§ TESTO FORNITO:
● ● ● ●

Il Detonatore

Facciamo esplodere la banalità

L’EDITORIALE – UN’INFELICE STORIA DI INTEGRAZIONE (di Davide Cavaliere)

La felice la storia d’integrazione di Agitu Gudeta, immigrata etiope, che aveva avviato una piccola impresa agricola in Trentino, è finita in tragedia. La donna è stata uccisa e violentata da un suo dipendente africano.

Il fatto poteva diventare un nuovo e succulento caso di razzismo da dare in pasto a una popolazione inebetita dalla retorica lacrimevole, ma le cose non sono andate nel verso giusto e i mass media “progressisti” si sono ritrovati orfani di un “nuovo caso” di razzismo

Infatti, della vicenda si è smesso di parlare quasi subito. Non è stata trascinata per settimane come quelle di Daisy Osakue o Emmanuel Chidi Nnamdi. Due episodi di cronaca presentati come frutto dell’odio razziale, salvo poi scoprire che il razzismo non c’entrava nulla.

● ● ● ●

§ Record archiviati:

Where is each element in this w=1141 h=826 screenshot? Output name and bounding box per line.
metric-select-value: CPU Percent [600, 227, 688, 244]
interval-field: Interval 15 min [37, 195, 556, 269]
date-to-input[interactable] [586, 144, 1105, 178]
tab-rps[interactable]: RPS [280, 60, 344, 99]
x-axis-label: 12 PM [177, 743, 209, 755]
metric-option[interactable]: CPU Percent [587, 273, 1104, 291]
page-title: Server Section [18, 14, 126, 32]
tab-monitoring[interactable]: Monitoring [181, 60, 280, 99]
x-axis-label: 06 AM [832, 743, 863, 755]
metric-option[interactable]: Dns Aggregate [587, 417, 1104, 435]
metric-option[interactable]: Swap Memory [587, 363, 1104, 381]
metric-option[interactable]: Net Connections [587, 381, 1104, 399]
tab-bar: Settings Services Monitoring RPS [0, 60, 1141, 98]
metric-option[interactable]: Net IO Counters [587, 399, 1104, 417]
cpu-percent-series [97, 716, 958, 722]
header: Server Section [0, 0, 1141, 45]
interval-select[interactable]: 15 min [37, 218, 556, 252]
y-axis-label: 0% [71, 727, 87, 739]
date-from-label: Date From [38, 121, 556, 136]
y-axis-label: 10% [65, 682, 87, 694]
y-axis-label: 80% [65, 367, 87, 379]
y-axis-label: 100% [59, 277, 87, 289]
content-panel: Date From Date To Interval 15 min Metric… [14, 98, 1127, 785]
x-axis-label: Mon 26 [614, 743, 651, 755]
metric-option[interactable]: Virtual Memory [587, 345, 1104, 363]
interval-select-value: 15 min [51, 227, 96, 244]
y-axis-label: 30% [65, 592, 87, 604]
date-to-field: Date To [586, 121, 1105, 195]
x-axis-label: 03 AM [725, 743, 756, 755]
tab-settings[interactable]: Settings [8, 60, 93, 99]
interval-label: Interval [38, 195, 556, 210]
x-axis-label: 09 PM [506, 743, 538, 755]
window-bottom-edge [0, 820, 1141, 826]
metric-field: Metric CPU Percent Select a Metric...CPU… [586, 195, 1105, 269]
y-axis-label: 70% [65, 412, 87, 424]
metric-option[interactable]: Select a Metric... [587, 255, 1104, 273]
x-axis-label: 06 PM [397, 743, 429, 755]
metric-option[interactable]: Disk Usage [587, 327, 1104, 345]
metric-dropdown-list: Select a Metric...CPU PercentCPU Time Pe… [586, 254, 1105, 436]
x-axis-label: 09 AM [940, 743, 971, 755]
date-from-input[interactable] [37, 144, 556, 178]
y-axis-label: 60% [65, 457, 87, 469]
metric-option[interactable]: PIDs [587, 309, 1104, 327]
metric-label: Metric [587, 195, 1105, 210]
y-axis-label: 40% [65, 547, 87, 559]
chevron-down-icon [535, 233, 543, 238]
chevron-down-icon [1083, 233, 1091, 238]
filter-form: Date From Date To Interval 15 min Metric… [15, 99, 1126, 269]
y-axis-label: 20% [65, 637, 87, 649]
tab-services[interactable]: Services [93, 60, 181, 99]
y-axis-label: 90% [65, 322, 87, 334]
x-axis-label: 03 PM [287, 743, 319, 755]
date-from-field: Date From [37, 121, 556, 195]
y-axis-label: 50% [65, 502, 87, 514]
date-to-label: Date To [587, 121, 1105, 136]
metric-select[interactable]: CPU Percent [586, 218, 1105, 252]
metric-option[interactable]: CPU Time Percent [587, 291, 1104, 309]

● ● ● ●

§ RICHIESTA A: Riscrivi il tratto dell'editoriale su Agitu Gudeta che va da "Il Detonatore" fino a "suo dipendente africano.", sostituendo "Trentino" con "Veneto".
§ RICHIESTA B: Prosegui l'editoriale su Agitu Gudeta subito dopo l'ultima frase riportata.

§ RISULTATO ATTESO A:
Il Detonatore

Facciamo esplodere la banalità

L’EDITORIALE – UN’INFELICE STORIA DI INTEGRAZIONE (di Davide Cavaliere)

La felice la storia d’integrazione di Agitu Gudeta, immigrata etiope, che aveva avviato una piccola impresa agricola in Veneto, è finita in tragedia. La donna è stata uccisa e violentata da un suo dipendente africano.

§ RISULTATO ATTESO B:
L’assenza del movente discriminatorio non ha impedito alla sinistra di condire la vicenda con iperboli e riflessioni da cabaret buonista. Sulla pagina Facebook del “movimento” delle Sardine è apparso un post agiografico della vittima, scritto presumibilmente da uno che non l’ha mai conosciuta. Agitu Gudeta è stata dipinta come un santa laica, una dea dell’accoglienza, un simbolo della lotta femminile e via dicendo. I toni usati sono talmente artificiosi e magniloquenti da risultare insinceri, persino ironici, sicuramente inadeguati. Mancava solo il racconto del suo arrivo in Italia in sella a un delfino magico, accompagnata da squilli di trombe paradisiache.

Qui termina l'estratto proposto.